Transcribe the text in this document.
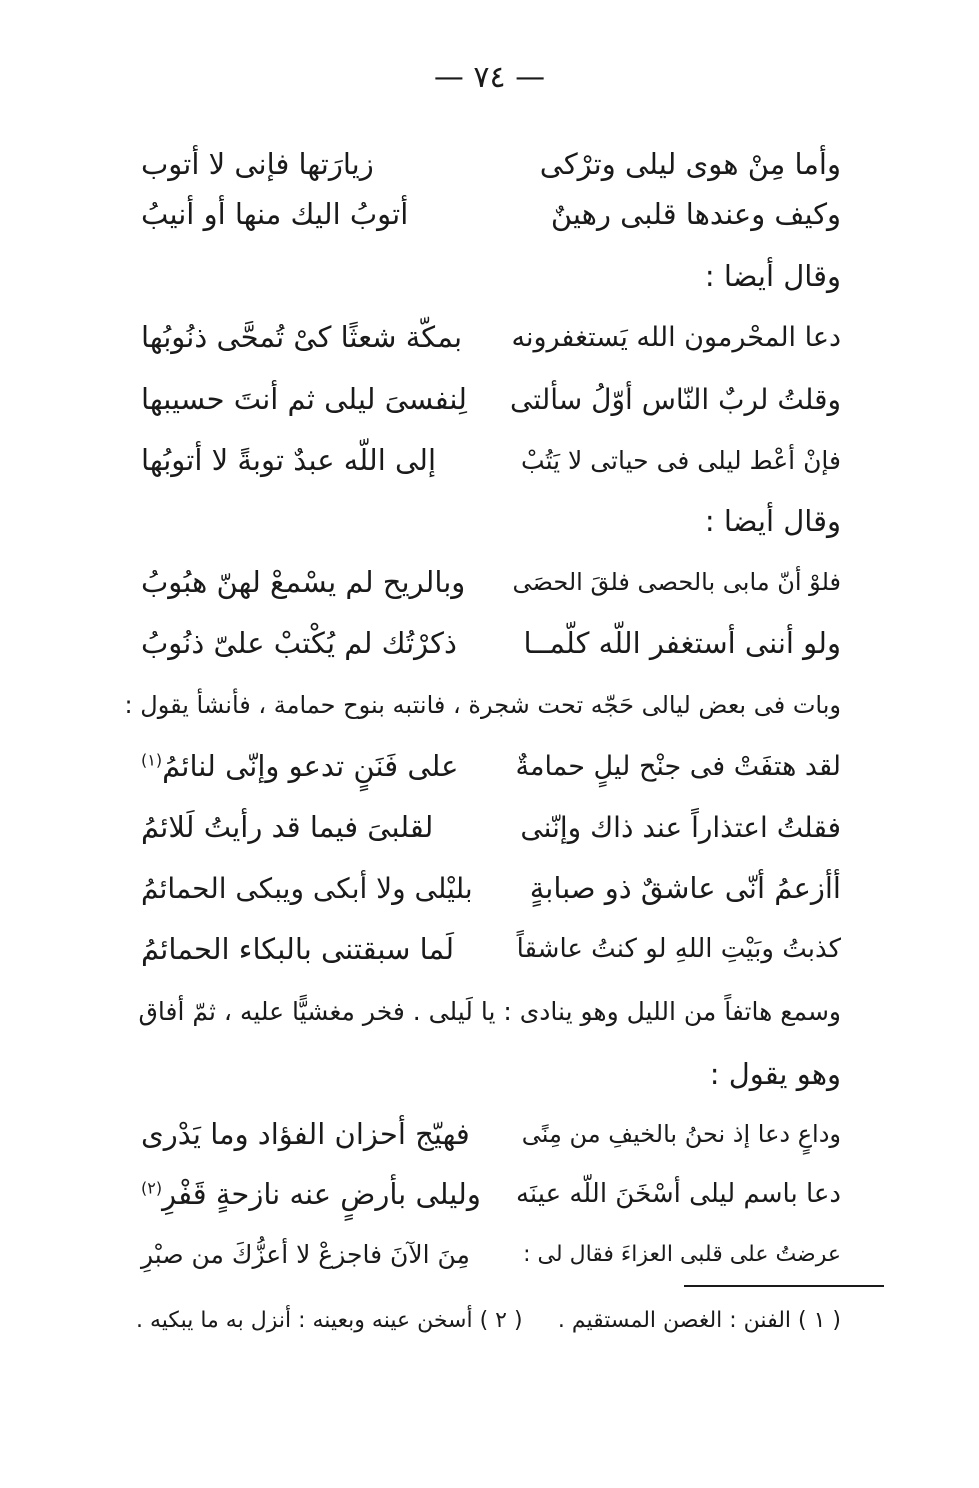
— ٧٤ —
وأما مِنْ هوى ليلى وترْكى
زيارَتها فإنى لا أتوب
وكيف وعندها قلبى رهينٌ
أتوبُ اليك منها أو أنيبُ
وقال أيضا :
دعا المحْرمون الله يَستغفرونه
بمكّة شعثًا كىْ تُمحَّى ذنُوبُها
وقلتُ لربٌ النّاس أوّلُ سألتى
لِنفسىَ ليلى ثم أنتَ حسيبها
فإنْ أعْط ليلى فى حياتى لا يَتُبْ
إلى اللّه عبدٌ توبةً لا أتوبُها
وقال أيضا :
فلوْ أنّ مابى بالحصى فلقَ الحصَى
وبالريح لم يسْمعْ لهنّ هبُوبُ
ولو أننى أستغفر اللّه كلّمــا
ذكرْتُك لم يُكْتبْ علىّ ذنُوبُ
وبات فى بعض ليالى حَجّه تحت شجرة ، فانتبه بنوح حمامة ، فأنشأ يقول :
لقد هتفَتْ فى جنْح ليلٍ حمامةٌ
على فَنَنٍ تدعو وإنّى لنائمُ$^{(١)}$
فقلتُ اعتذاراً عند ذاك وإنّنى
لقلبىَ فيما قد رأيتُ لَلائمُ
أأزعمُ أنّى عاشقٌ ذو صبابةٍ
بليْلى ولا أبكى ويبكى الحمائمُ
كذبتُ وبَيْتِ اللهِ لو كنتُ عاشقاً
لَما سبقتنى بالبكاء الحمائمُ
وسمع هاتفاً من الليل وهو ينادى : يا لَيلى . فخر مغشيًّا عليه ، ثمّ أفاق
وهو يقول :
وداعٍ دعا إذ نحنُ بالخيفِ من مِنًى
فهيّج أحزان الفؤاد وما يَدْرى
دعا باسم ليلى أسْخَنَ اللّه عينَه
وليلى بأرضٍ عنه نازحةٍ قَفْرِ$^{(٢)}$
عرضتُ على قلبى العزاءَ فقال لى :
مِنَ الآنَ فاجزعْ لا أعزُّكَ من صبْرِ
( ١ ) الفنن : الغصن المستقيم .
( ٢ ) أسخن عينه وبعينه : أنزل به ما يبكيه .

> Stated task
Copy the listing over exactly, skipping the pictures it holds.

> Exercise answer
Transcribe the text in this document.
— ٧٤ —
وأما مِنْ هوى ليلى وترْكى
زيارَتها فإنى لا أتوب
وكيف وعندها قلبى رهينٌ
أتوبُ اليك منها أو أنيبُ
وقال أيضا :
دعا المحْرمون الله يَستغفرونه
بمكّة شعثًا كىْ تُمحَّى ذنُوبُها
وقلتُ لربٌ النّاس أوّلُ سألتى
لِنفسىَ ليلى ثم أنتَ حسيبها
فإنْ أعْط ليلى فى حياتى لا يَتُبْ
إلى اللّه عبدٌ توبةً لا أتوبُها
وقال أيضا :
فلوْ أنّ مابى بالحصى فلقَ الحصَى
وبالريح لم يسْمعْ لهنّ هبُوبُ
ولو أننى أستغفر اللّه كلّمــا
ذكرْتُك لم يُكْتبْ علىّ ذنُوبُ
وبات فى بعض ليالى حَجّه تحت شجرة ، فانتبه بنوح حمامة ، فأنشأ يقول :
لقد هتفَتْ فى جنْح ليلٍ حمامةٌ
على فَنَنٍ تدعو وإنّى لنائمُ$^{(١)}$
فقلتُ اعتذاراً عند ذاك وإنّنى
لقلبىَ فيما قد رأيتُ لَلائمُ
أأزعمُ أنّى عاشقٌ ذو صبابةٍ
بليْلى ولا أبكى ويبكى الحمائمُ
كذبتُ وبَيْتِ اللهِ لو كنتُ عاشقاً
لَما سبقتنى بالبكاء الحمائمُ
وسمع هاتفاً من الليل وهو ينادى : يا لَيلى . فخر مغشيًّا عليه ، ثمّ أفاق
وهو يقول :
وداعٍ دعا إذ نحنُ بالخيفِ من مِنًى
فهيّج أحزان الفؤاد وما يَدْرى
دعا باسم ليلى أسْخَنَ اللّه عينَه
وليلى بأرضٍ عنه نازحةٍ قَفْرِ$^{(٢)}$
عرضتُ على قلبى العزاءَ فقال لى :
مِنَ الآنَ فاجزعْ لا أعزُّكَ من صبْرِ
( ١ ) الفنن : الغصن المستقيم .
( ٢ ) أسخن عينه وبعينه : أنزل به ما يبكيه .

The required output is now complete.